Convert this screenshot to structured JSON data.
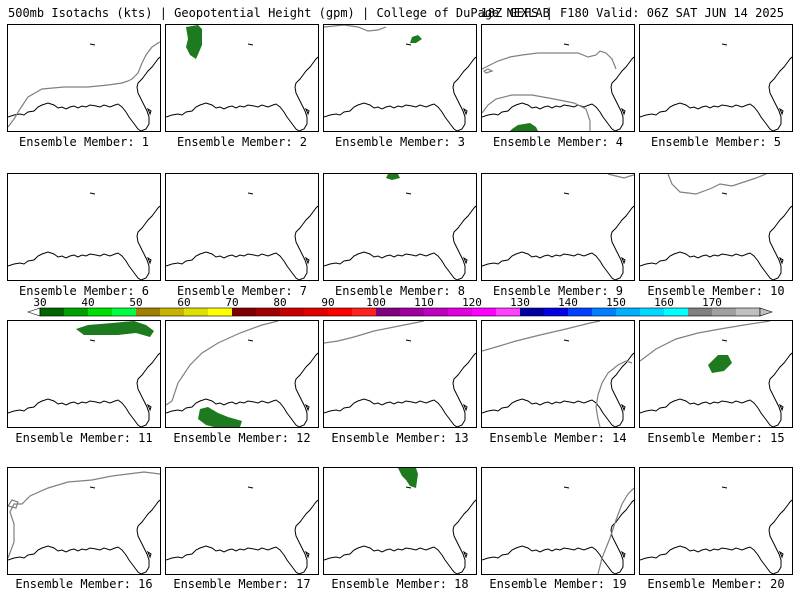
{
  "header": {
    "left": "500mb Isotachs (kts) | Geopotential Height (gpm) | College of DuPage NEXLAB",
    "right": "18Z GEFS | F180 Valid: 06Z SAT JUN 14 2025"
  },
  "colorbar": {
    "labels": [
      "30",
      "40",
      "50",
      "60",
      "70",
      "80",
      "90",
      "100",
      "110",
      "120",
      "130",
      "140",
      "150",
      "160",
      "170"
    ],
    "colors": [
      "#006400",
      "#00a000",
      "#00e000",
      "#00ff40",
      "#a08000",
      "#c8b400",
      "#e0e000",
      "#ffff00",
      "#800000",
      "#a00000",
      "#c80000",
      "#e00000",
      "#ff0000",
      "#ff2020",
      "#800080",
      "#a000a0",
      "#c000c0",
      "#e000e0",
      "#ff00ff",
      "#ff40ff",
      "#0000a0",
      "#0000e0",
      "#0040ff",
      "#0080ff",
      "#00b0ff",
      "#00d8ff",
      "#00ffff",
      "#808080",
      "#a0a0a0",
      "#c0c0c0"
    ]
  },
  "members": [
    {
      "label": "Ensemble Member: 1"
    },
    {
      "label": "Ensemble Member: 2"
    },
    {
      "label": "Ensemble Member: 3"
    },
    {
      "label": "Ensemble Member: 4"
    },
    {
      "label": "Ensemble Member: 5"
    },
    {
      "label": "Ensemble Member: 6"
    },
    {
      "label": "Ensemble Member: 7"
    },
    {
      "label": "Ensemble Member: 8"
    },
    {
      "label": "Ensemble Member: 9"
    },
    {
      "label": "Ensemble Member: 10"
    },
    {
      "label": "Ensemble Member: 11"
    },
    {
      "label": "Ensemble Member: 12"
    },
    {
      "label": "Ensemble Member: 13"
    },
    {
      "label": "Ensemble Member: 14"
    },
    {
      "label": "Ensemble Member: 15"
    },
    {
      "label": "Ensemble Member: 16"
    },
    {
      "label": "Ensemble Member: 17"
    },
    {
      "label": "Ensemble Member: 18"
    },
    {
      "label": "Ensemble Member: 19"
    },
    {
      "label": "Ensemble Member: 20"
    }
  ],
  "colors": {
    "coastline": "#000000",
    "height_contour": "#808080",
    "isotach_fill": "#1e7a1e"
  }
}
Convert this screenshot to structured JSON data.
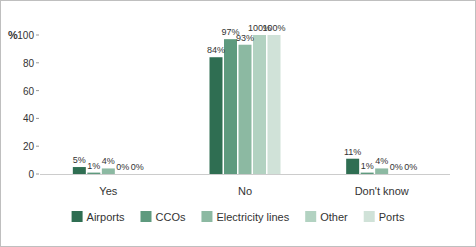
{
  "chart_data": {
    "type": "bar",
    "y_label": "%",
    "categories": [
      "Yes",
      "No",
      "Don't know"
    ],
    "series": [
      {
        "name": "Airports",
        "color": "#2f6e52",
        "values": [
          5,
          84,
          11
        ],
        "value_labels": [
          "5%",
          "84%",
          "11%"
        ]
      },
      {
        "name": "CCOs",
        "color": "#5e9a7e",
        "values": [
          1,
          97,
          1
        ],
        "value_labels": [
          "1%",
          "97%",
          "1%"
        ]
      },
      {
        "name": "Electricity lines",
        "color": "#8cb9a2",
        "values": [
          4,
          93,
          4
        ],
        "value_labels": [
          "4%",
          "93%",
          "4%"
        ]
      },
      {
        "name": "Other",
        "color": "#b2d2c1",
        "values": [
          0,
          100,
          0
        ],
        "value_labels": [
          "0%",
          "100%",
          "0%"
        ]
      },
      {
        "name": "Ports",
        "color": "#d0e2d8",
        "values": [
          0,
          100,
          0
        ],
        "value_labels": [
          "0%",
          "100%",
          "0%"
        ]
      }
    ],
    "ylim": [
      0,
      100
    ],
    "yticks": [
      0,
      20,
      40,
      60,
      80,
      100
    ],
    "grid": false,
    "data_labels": true,
    "legend": "bottom"
  }
}
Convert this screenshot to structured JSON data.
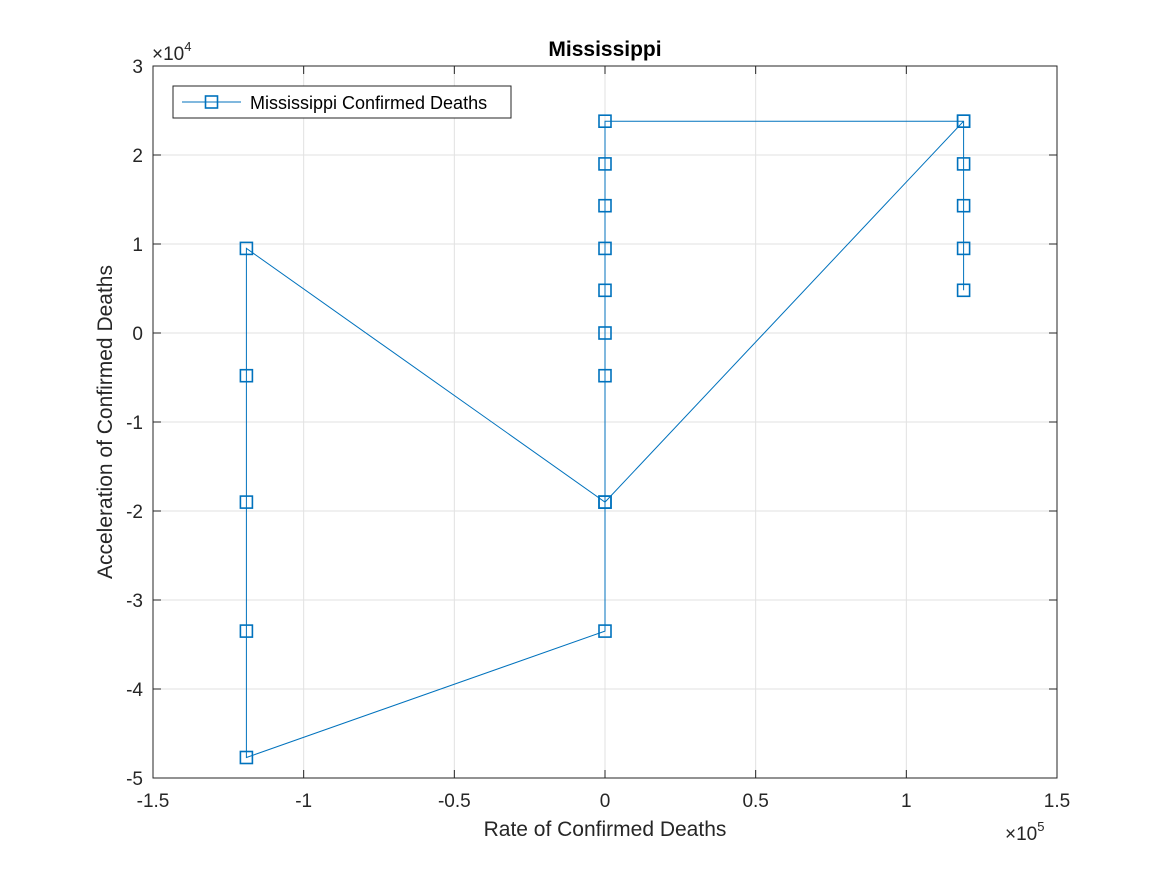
{
  "chart_data": {
    "type": "line",
    "title": "Mississippi",
    "xlabel": "Rate of Confirmed Deaths",
    "ylabel": "Acceleration of Confirmed Deaths",
    "xlim": [
      -1.5,
      1.5
    ],
    "ylim": [
      -5,
      3
    ],
    "x_multiplier_label": {
      "base": "×10",
      "exponent": "5"
    },
    "y_multiplier_label": {
      "base": "×10",
      "exponent": "4"
    },
    "x_ticks": [
      {
        "value": -1.5,
        "label": "-1.5"
      },
      {
        "value": -1,
        "label": "-1"
      },
      {
        "value": -0.5,
        "label": "-0.5"
      },
      {
        "value": 0,
        "label": "0"
      },
      {
        "value": 0.5,
        "label": "0.5"
      },
      {
        "value": 1,
        "label": "1"
      },
      {
        "value": 1.5,
        "label": "1.5"
      }
    ],
    "y_ticks": [
      {
        "value": 3,
        "label": "3"
      },
      {
        "value": 2,
        "label": "2"
      },
      {
        "value": 1,
        "label": "1"
      },
      {
        "value": 0,
        "label": "0"
      },
      {
        "value": -1,
        "label": "-1"
      },
      {
        "value": -2,
        "label": "-2"
      },
      {
        "value": -3,
        "label": "-3"
      },
      {
        "value": -4,
        "label": "-4"
      },
      {
        "value": -5,
        "label": "-5"
      }
    ],
    "grid": true,
    "legend_position": "top-left",
    "series": [
      {
        "name": "Mississippi Confirmed Deaths",
        "color": "#0072BD",
        "marker": "square",
        "x": [
          1.19,
          1.19,
          1.19,
          1.19,
          1.19,
          0,
          0,
          0,
          0,
          0,
          0,
          0,
          0,
          -1.19,
          -1.19,
          -1.19,
          -1.19,
          -1.19,
          0,
          0,
          1.19
        ],
        "y": [
          0.48,
          0.95,
          1.43,
          1.9,
          2.38,
          2.38,
          1.9,
          1.43,
          0.95,
          0.48,
          0,
          -0.48,
          -1.9,
          0.95,
          -0.48,
          -1.9,
          -3.35,
          -4.77,
          -3.35,
          -1.9,
          2.38
        ]
      }
    ]
  }
}
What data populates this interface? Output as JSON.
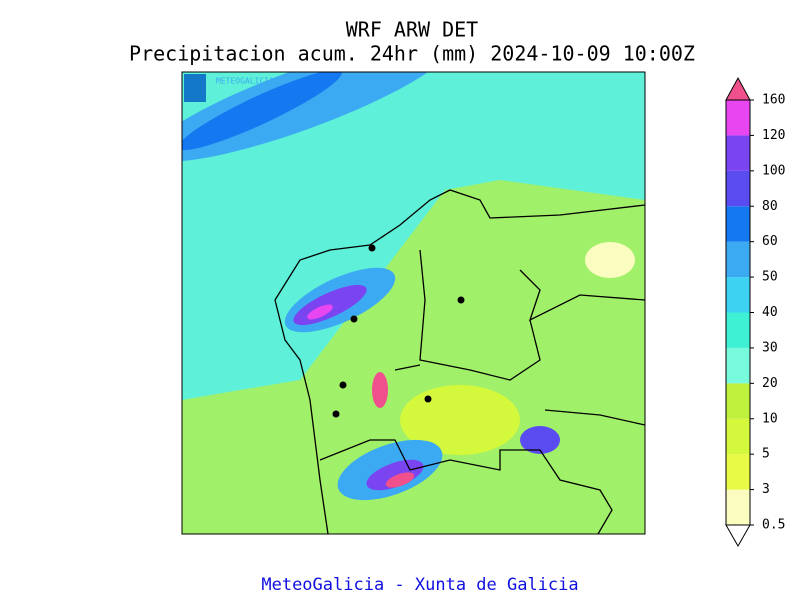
{
  "title": [
    "WRF ARW DET",
    "Precipitacion acum. 24hr (mm) 2024-10-09 10:00Z"
  ],
  "map_logo_text": "METEOGALICIA",
  "colorbar": {
    "levels": [
      0.5,
      3,
      5,
      10,
      20,
      30,
      40,
      50,
      60,
      80,
      100,
      120,
      160
    ],
    "colors": [
      "#fafcc0",
      "#e8fa46",
      "#d4f83c",
      "#bef03c",
      "#78fadc",
      "#3ef0d4",
      "#3ed2f2",
      "#3caaf2",
      "#1478f0",
      "#5a4cf0",
      "#7a44f0",
      "#e846f0"
    ],
    "over_color": "#f0508c",
    "under_color": "#ffffff"
  },
  "footer": "MeteoGalicia - Xunta de Galicia"
}
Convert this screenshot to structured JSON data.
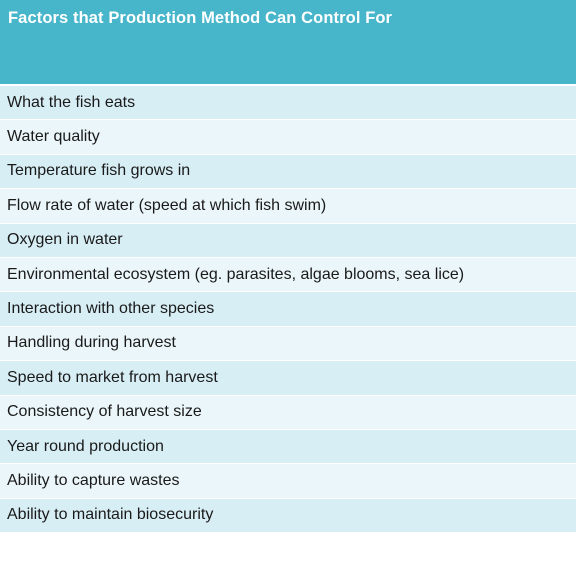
{
  "table": {
    "header": "Factors that Production Method Can Control For",
    "rows": [
      "What the fish eats",
      "Water quality",
      "Temperature fish grows in",
      "Flow rate of water (speed at which fish swim)",
      "Oxygen in water",
      "Environmental ecosystem  (eg. parasites, algae blooms, sea lice)",
      "Interaction with other species",
      "Handling during harvest",
      "Speed to market from harvest",
      "Consistency of harvest size",
      "Year round production",
      "Ability to capture wastes",
      "Ability to maintain biosecurity"
    ]
  },
  "colors": {
    "header_bg": "#47b5ca",
    "row_dark": "#d7eef5",
    "row_light": "#ebf6fa"
  }
}
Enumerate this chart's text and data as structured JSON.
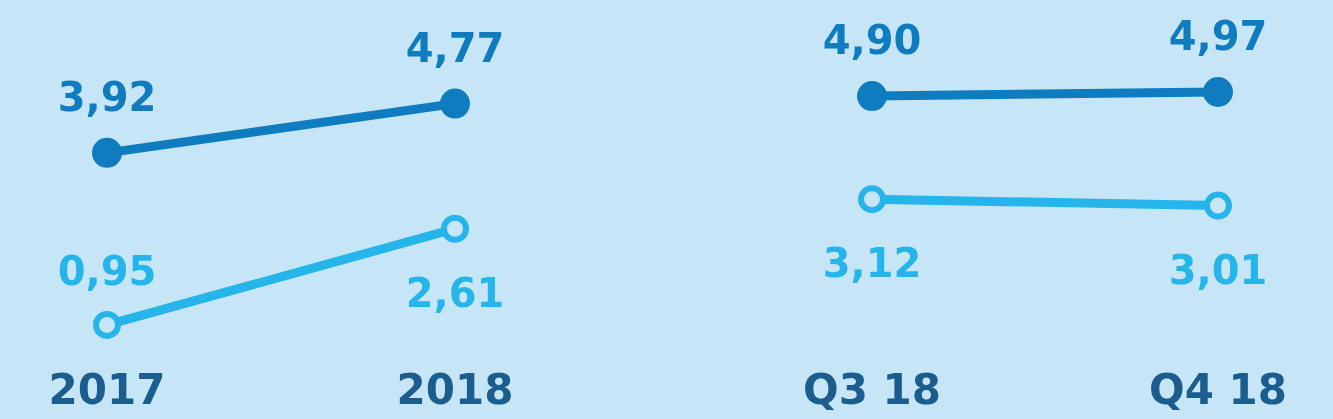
{
  "chart_data": [
    {
      "type": "line",
      "categories": [
        "2017",
        "2018"
      ],
      "tick_labels": "x",
      "marker": "circle",
      "series": [
        {
          "color": "#0f7cc0",
          "values": [
            3.92,
            4.77
          ],
          "value_labels": [
            "3,92",
            "4,77"
          ]
        },
        {
          "color": "#25b5ea",
          "values": [
            0.95,
            2.61
          ],
          "value_labels": [
            "0,95",
            "2,61"
          ]
        }
      ]
    },
    {
      "type": "line",
      "categories": [
        "Q3 18",
        "Q4 18"
      ],
      "tick_labels": "x",
      "marker": "circle",
      "series": [
        {
          "color": "#0f7cc0",
          "values": [
            4.9,
            4.97
          ],
          "value_labels": [
            "4,90",
            "4,97"
          ]
        },
        {
          "color": "#25b5ea",
          "values": [
            3.12,
            3.01
          ],
          "value_labels": [
            "3,12",
            "3,01"
          ]
        }
      ]
    }
  ]
}
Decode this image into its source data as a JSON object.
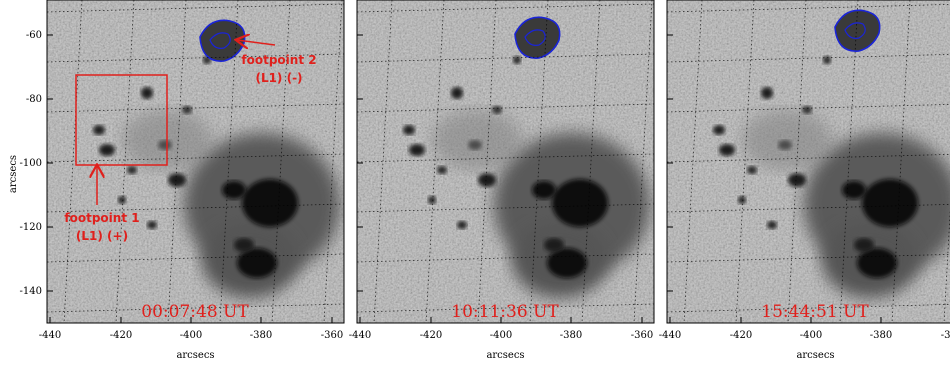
{
  "panels": [
    {
      "id": "panel-1",
      "time_label": "00:07:48 UT",
      "show_box": true,
      "annotations": [
        {
          "id": "fp2",
          "lines": [
            "footpoint 2",
            "(L1)  (-)"
          ]
        },
        {
          "id": "fp1",
          "lines": [
            "footpoint 1",
            "(L1)  (+)"
          ]
        }
      ]
    },
    {
      "id": "panel-2",
      "time_label": "10:11:36 UT",
      "show_box": false,
      "annotations": []
    },
    {
      "id": "panel-3",
      "time_label": "15:44:51 UT",
      "show_box": false,
      "annotations": []
    }
  ],
  "axes": {
    "x_label": "arcsecs",
    "y_label": "arcsecs",
    "x_ticks": [
      "-440",
      "-420",
      "-400",
      "-380",
      "-360"
    ],
    "y_ticks": [
      "-60",
      "-80",
      "-100",
      "-120",
      "-140"
    ]
  },
  "colors": {
    "annotation": "#e0201c",
    "contour": "#1a24d8",
    "background_gray": "#b4b4b4"
  }
}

* **AIM OF THE TASK**:
Check each line of the entries above for the word "name". List the ones that have it.

* **ANSWER**:
        "name": "Airports",
        "name": "CCOs",
        "name": "Electricity lines",
        "name": "Other",
        "name": "Ports",
        "name": "Mississippi Confirmed Deaths",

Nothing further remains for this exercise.